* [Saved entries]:
┄┄┄┄┄┄
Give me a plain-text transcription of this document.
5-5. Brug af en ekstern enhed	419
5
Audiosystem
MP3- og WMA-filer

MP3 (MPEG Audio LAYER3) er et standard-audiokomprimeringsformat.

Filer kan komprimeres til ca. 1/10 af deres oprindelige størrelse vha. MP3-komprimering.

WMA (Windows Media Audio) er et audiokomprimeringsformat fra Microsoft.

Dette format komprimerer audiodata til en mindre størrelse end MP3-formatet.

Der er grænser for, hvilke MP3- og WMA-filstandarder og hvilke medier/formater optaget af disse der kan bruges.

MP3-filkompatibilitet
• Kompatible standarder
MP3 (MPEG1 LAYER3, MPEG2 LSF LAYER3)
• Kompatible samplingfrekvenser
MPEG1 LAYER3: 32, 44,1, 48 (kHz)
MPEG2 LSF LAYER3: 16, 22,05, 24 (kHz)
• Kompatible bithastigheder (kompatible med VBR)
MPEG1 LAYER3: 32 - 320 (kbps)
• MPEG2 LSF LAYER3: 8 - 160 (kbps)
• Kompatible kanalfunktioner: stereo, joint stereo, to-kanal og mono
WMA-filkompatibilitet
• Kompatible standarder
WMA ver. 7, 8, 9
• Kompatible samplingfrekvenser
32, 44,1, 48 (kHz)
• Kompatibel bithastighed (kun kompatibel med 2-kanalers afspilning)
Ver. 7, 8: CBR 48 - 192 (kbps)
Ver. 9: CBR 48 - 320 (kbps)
┄┄┄┄┄┄
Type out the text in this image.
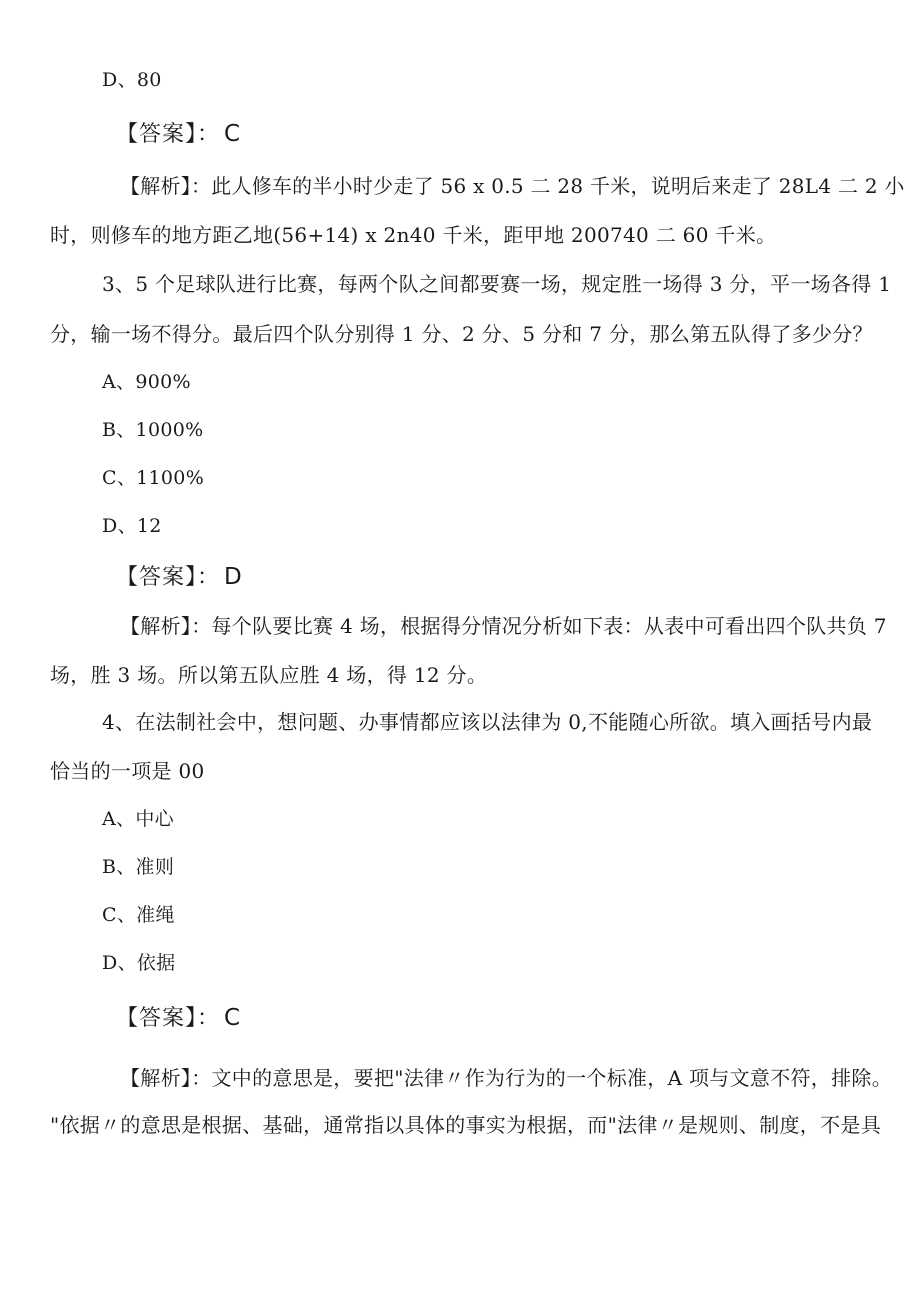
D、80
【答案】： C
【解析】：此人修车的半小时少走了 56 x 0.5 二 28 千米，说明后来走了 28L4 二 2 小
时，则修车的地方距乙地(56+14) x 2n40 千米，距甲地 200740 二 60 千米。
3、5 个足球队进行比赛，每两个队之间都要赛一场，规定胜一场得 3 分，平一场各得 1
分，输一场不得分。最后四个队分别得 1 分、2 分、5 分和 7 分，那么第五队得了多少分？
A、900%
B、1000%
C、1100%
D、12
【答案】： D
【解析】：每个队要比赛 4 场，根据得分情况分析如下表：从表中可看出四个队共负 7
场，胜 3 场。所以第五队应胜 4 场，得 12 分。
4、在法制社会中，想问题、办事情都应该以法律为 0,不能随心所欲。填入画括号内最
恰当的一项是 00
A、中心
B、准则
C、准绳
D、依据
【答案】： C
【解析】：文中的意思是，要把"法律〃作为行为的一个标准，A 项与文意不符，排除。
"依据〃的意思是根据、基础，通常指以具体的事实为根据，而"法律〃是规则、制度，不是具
┄┄┄┄┄┄
* [The problem]: State how many lines in the records above contain the word "audiokomprimeringsformat", giving only the number.

* [Written solution]: 2